Tanto quanto pode ser determinado, F. A. Mitchell-Hedges não fez nenhuma menção
à alegada descoberta em qualquer um dos seus escritos sobre Lubaantun, assim
como outras pessoas presentes no momento da escavação não foram documentadas
como observando tanto a descoberta do crânio, como a presença de Anna na
escavação.
Eugène Boban, principal comerciante francês de
artefatos pré-colombianos durante a segunda metade do século XIX e provável
fonte de muitos crânios famosos.
Em
uma carta de 1970, Anna também afirmou que "told by the few remaining
Maya that the skull was used by the high priest to will death" ("foi
contado pelos poucos remanescentes maias que o crânio fora usado pelo sumo
sacerdote à serviço da morte")25 .
Por esta razão, o artefato é por vezes referido como "The Skull of Doom"
(“Crânio da Condenação”). Anna Mitchell-Hedges excursionou com o crânio em
1967, cobrando pela exibição, e continuou a dar entrevistas sobre o artefato
até sua morte em 2007.
O
crânio é feito de um bloco de quartzo claro com o tamanho de um crânio humano
pequeno, medindo cerca de 13 cm de altura, 18 cm de comprimento e 5 cm de
largura; a mandíbula inferior é desanexada. No início de 1970, ficou sob os
cuidados temporários do restaurador de arte Frank Dorland, que ao inspecioná-la
reivindicou que tinha sido "esculpida" sem respeito aos eixos
naturais do cristal, portanto sem o uso de ferramentas de metal. Dorland
relatou ter sido incapaz de encontrar qualquer marca, exceto para os traços de
moagem mecânica sobre os dentes, e especulou que ela foi esculpida de forma rudimentar,
provavelmente com diamantes, e as mais finas formações, afiação e polimento foram conseguidas através do uso de areia
ao longo de um período de 150 a 300 anos. Ele alegou que o crânio poderia ter
até 12.000 anos de idade. Apesar de várias reivindicações terem sido feitas ao
longo dos anos sobre as propriedades físicas do crânio, como uma temperatura supostamente
constante de 21 ° C, Dorland informou que não havia diferença de propriedades
entre o cristal do crânio e outros cristais de quartzo naturais.
Enquanto
sob os cuidados de Dorland, o crânio chamou a atenção do escritor Richard
Garvin, na época trabalhando numa agência de publicidade onde supervisionava
a Hewlett-Packard. Garvin fez arranjos para que o crânio fosse examinado pelo laboratório
de cristal da HP em Santa Clara, onde foi submetido a vários testes. O
laboratório determinou que não era um composto (como Dorland tinha suposto),
mas que fora formado a partir de um único cristal de quartzo. O teste de
laboratório também estabeleceu que a mandíbula inferior havia sido formada a
partir do mesmo cristal do resto do crânio. Nenhuma investigação foi feita pela
HP quanto ao seu método de fabricação ou datação.

TAREFA ESCRITA 1 | Devolva sem alterações o trecho da seleção sobre o crânio de cristal que começa em "Tanto quanto pode" e termina em "muitos crânios famosos.".

(Registros de uma coleta de dados)

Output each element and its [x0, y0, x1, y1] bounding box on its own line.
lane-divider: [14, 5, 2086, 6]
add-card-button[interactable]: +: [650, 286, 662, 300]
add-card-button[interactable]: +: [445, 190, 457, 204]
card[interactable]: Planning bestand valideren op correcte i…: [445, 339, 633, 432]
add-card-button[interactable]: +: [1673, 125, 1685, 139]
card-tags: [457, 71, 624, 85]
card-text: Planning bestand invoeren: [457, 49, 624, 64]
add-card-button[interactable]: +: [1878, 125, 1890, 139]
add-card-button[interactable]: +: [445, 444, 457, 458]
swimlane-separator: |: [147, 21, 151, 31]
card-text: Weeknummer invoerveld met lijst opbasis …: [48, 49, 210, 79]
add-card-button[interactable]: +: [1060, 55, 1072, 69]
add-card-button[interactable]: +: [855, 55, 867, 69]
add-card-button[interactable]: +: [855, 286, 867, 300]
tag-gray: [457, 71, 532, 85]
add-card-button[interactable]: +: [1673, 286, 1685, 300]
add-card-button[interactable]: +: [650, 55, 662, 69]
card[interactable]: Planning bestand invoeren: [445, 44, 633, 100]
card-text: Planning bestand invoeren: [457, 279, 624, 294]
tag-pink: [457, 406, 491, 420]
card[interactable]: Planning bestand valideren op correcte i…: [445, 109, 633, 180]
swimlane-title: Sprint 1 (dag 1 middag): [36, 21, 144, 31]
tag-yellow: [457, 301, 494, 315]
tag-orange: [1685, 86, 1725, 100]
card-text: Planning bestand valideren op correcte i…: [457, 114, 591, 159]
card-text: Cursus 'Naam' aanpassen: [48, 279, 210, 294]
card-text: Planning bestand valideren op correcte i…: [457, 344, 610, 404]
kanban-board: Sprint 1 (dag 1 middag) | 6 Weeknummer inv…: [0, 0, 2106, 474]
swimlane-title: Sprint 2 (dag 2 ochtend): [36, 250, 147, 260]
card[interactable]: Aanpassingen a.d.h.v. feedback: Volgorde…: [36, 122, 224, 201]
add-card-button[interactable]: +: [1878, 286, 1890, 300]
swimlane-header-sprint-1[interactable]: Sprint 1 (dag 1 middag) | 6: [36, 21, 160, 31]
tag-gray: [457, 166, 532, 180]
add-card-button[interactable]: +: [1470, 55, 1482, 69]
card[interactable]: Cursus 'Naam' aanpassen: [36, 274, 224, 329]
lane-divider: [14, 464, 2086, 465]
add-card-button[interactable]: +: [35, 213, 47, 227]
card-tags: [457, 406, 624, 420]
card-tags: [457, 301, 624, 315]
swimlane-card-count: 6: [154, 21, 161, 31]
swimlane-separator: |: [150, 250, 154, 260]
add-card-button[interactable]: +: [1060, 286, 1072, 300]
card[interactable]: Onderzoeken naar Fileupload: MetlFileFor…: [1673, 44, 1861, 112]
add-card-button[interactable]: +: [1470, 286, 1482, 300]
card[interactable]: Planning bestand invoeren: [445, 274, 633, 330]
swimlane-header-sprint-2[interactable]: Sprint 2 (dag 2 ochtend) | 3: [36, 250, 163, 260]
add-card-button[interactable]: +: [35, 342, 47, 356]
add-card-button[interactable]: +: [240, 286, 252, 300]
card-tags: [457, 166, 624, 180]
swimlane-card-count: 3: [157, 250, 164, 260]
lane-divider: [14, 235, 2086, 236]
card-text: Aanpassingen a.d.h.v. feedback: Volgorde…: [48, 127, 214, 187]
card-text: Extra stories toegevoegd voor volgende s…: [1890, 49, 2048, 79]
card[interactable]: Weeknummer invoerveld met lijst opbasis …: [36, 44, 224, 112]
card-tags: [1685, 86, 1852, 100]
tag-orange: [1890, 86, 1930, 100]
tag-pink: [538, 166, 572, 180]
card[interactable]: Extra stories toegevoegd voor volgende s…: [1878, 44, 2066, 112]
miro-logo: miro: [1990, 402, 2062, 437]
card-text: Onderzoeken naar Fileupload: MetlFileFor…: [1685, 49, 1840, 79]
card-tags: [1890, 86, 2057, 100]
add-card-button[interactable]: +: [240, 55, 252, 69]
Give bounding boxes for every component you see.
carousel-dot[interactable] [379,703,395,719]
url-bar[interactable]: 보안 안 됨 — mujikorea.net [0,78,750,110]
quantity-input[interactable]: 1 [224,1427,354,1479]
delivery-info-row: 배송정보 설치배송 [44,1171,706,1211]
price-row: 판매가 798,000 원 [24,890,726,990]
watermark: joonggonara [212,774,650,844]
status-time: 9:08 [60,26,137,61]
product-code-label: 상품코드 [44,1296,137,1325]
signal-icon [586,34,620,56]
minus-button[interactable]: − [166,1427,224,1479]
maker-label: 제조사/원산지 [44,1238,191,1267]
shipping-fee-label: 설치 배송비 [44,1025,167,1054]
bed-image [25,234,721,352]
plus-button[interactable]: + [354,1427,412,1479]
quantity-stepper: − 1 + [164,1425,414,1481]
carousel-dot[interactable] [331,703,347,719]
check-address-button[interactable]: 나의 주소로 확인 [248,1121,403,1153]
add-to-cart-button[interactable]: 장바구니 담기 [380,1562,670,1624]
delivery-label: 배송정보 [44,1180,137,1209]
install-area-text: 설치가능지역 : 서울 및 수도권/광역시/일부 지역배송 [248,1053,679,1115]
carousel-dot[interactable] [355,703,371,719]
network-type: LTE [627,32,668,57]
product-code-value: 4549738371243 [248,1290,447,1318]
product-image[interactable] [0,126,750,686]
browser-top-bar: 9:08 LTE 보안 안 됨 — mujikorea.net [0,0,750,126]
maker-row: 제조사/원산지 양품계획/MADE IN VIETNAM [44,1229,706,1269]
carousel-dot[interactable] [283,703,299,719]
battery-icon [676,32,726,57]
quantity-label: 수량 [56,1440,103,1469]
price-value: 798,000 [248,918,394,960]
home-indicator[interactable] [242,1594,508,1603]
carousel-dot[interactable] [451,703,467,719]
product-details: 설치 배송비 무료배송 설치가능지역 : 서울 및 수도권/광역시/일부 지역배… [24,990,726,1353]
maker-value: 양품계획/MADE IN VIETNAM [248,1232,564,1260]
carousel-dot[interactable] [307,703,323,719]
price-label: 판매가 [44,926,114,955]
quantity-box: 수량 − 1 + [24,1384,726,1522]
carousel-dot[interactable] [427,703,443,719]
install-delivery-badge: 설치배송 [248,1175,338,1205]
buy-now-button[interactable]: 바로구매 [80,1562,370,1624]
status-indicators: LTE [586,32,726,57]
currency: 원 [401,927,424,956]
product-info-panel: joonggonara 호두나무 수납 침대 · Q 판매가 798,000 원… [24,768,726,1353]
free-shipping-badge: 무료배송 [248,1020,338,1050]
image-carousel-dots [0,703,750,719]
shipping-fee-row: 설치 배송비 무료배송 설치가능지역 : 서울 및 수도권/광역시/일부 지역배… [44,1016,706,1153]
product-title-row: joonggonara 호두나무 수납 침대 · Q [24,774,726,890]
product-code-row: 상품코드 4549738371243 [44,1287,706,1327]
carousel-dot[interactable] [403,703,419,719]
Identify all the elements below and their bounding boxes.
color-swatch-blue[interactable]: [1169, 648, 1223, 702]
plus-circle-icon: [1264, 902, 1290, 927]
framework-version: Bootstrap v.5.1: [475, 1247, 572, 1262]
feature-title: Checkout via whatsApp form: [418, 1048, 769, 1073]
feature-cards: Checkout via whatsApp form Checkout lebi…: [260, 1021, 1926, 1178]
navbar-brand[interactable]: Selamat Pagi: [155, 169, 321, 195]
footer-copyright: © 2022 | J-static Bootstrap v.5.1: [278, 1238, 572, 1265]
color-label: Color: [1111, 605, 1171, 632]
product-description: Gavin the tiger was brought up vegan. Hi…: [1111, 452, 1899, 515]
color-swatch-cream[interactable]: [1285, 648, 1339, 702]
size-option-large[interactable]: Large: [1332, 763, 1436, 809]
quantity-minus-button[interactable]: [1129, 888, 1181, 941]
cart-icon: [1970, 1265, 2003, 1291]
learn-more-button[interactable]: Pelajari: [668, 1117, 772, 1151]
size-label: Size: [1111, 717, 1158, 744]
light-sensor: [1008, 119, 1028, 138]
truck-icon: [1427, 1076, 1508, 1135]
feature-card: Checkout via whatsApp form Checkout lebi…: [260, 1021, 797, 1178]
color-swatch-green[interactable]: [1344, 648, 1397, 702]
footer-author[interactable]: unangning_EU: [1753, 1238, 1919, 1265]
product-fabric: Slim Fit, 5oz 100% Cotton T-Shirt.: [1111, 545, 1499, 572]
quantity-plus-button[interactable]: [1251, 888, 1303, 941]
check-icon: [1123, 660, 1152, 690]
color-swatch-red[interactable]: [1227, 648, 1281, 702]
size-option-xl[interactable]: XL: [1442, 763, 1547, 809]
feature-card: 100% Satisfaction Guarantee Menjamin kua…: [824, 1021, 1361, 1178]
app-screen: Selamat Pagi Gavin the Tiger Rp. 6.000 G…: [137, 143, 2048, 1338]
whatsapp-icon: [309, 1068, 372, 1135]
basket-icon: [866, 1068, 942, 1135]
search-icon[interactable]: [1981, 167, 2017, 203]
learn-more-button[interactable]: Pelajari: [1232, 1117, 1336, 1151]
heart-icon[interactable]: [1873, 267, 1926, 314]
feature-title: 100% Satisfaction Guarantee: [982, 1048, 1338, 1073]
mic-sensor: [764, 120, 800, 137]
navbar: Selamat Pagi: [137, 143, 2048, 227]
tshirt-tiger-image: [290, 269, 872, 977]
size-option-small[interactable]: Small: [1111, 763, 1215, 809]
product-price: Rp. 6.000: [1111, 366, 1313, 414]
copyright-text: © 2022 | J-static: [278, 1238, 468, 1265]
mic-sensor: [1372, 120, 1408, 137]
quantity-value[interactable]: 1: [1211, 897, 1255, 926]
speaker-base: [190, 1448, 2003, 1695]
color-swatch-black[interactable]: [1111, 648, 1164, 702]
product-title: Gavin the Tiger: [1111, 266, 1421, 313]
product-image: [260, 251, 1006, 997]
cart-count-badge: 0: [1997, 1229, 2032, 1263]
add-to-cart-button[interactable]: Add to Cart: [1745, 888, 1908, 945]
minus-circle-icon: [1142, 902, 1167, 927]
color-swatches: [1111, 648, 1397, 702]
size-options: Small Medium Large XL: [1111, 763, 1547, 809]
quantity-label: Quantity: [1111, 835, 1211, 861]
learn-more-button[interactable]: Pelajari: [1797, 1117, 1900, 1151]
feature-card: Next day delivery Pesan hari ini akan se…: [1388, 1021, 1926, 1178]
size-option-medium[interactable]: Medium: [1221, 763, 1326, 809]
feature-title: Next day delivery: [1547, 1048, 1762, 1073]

TAREFA ESCRITA 2 | Por favor, reescreva os registros começando no início deles e terminando na linha que contém "card-text: Planning bestand invoeren: [457, 49, 624, 64]", substituindo "add-card-button" por "new-card-button" e mantendo todo o resto igual. Entregue apenas essas linhas.

SOLUÇÃO DO EXERCÍCIO 1 |
Tanto quanto pode ser determinado, F. A. Mitchell-Hedges não fez nenhuma menção
à alegada descoberta em qualquer um dos seus escritos sobre Lubaantun, assim
como outras pessoas presentes no momento da escavação não foram documentadas
como observando tanto a descoberta do crânio, como a presença de Anna na
escavação.
Eugène Boban, principal comerciante francês de
artefatos pré-colombianos durante a segunda metade do século XIX e provável
fonte de muitos crânios famosos.

SOLUÇÃO DO EXERCÍCIO 2 |
Output each element and its [x0, y0, x1, y1] bounding box on its own line.
lane-divider: [14, 5, 2086, 6]
new-card-button[interactable]: +: [650, 286, 662, 300]
new-card-button[interactable]: +: [445, 190, 457, 204]
card[interactable]: Planning bestand valideren op correcte i…: [445, 339, 633, 432]
new-card-button[interactable]: +: [1673, 125, 1685, 139]
card-tags: [457, 71, 624, 85]
card-text: Planning bestand invoeren: [457, 49, 624, 64]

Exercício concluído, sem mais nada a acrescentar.